Pero la campaña de Milei no sólo, así lo indican algunas miradas, se ha visto beneficiada por los graves errores de cálculo cometidos por la sociedad del PRO, los radicales y la Coalición Cívica de Lilita Carrió. En apariencia los nuevos votantes, grupos de jóvenes que se asomaron a sus responsabilidades cívicas, tales como la obligación y derecho del voto, a la sombra de las insatisfacciones de sus padres acarreadas de generación en generación, es probable que hayan visto en Milei una vía de escape al sino trágico y traumático de sus progenitores. Todos, o la inmensa mayoría, interpreta que ha llegado el momento de una vuelta de página de verdad, un cambio profundo, nada camaleónico ni de camuflaje: pero la diferencia entre jóvenes y viejos es que para los primeros pueden existir, todavía, varias chances o posibilidades de yerros y equivocaciones; en tanto que quizás sus padres, o los más viejos entienden que tienen en sus manos, quizás, la última carta por jugar. A ese nivel de tensiones se puede estar dando el choque sobre ideas políticas que, en este caso coincide, además, con las visiones de generaciones distintas.

#### Datos sin procesar:

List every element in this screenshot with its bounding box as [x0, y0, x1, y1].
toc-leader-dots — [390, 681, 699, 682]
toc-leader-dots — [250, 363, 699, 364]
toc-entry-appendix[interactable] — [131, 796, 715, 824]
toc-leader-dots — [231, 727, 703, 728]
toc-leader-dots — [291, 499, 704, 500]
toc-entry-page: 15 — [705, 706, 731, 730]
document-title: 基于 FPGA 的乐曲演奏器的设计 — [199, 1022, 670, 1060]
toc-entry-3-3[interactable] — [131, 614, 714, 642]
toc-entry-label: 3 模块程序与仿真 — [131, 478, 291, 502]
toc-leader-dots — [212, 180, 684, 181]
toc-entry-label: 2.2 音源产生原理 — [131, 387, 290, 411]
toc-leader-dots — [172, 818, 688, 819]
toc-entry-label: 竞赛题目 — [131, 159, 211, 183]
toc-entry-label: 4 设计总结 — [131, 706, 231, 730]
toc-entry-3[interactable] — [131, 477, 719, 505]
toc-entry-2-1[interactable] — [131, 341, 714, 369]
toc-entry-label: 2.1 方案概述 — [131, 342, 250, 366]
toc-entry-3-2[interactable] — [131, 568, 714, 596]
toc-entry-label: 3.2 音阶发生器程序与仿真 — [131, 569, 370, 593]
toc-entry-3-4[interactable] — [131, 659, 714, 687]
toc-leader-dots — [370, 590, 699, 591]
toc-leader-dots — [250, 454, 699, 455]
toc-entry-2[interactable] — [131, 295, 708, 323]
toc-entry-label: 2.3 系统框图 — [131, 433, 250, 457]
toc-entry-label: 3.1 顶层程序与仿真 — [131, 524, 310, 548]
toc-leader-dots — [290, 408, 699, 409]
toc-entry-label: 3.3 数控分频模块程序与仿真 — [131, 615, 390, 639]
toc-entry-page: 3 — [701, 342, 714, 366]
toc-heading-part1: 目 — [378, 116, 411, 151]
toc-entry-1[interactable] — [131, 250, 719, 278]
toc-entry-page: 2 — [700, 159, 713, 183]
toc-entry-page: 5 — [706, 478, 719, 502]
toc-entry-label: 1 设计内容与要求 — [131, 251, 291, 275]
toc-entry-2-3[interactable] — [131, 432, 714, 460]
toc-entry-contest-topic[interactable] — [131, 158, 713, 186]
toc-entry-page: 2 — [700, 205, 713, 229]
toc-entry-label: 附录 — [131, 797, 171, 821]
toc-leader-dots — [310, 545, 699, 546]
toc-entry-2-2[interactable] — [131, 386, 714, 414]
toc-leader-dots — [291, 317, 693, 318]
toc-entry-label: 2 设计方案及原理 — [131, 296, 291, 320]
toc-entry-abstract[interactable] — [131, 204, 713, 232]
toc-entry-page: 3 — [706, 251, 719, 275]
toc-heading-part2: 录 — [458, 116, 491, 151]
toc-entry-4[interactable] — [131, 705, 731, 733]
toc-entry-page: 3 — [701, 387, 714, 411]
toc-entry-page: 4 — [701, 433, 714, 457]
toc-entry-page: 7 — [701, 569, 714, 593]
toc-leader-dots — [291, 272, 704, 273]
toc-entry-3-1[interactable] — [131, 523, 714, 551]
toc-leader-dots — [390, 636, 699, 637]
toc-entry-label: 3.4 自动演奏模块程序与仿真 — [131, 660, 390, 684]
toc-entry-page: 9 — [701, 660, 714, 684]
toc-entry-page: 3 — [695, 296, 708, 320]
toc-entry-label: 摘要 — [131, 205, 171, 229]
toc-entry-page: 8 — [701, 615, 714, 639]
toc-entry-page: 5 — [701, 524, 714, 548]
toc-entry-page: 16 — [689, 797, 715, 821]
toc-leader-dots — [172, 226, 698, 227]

#### Consigna del ejercicio:
Según el fragmento sobre la campaña de Milei, ¿qué es probable que los nuevos votantes jóvenes hayan visto en Milei? El material no tiene relación con el fragmento.

#### Respuesta:
Una vía de escape al sino trágico y traumático de sus progenitores.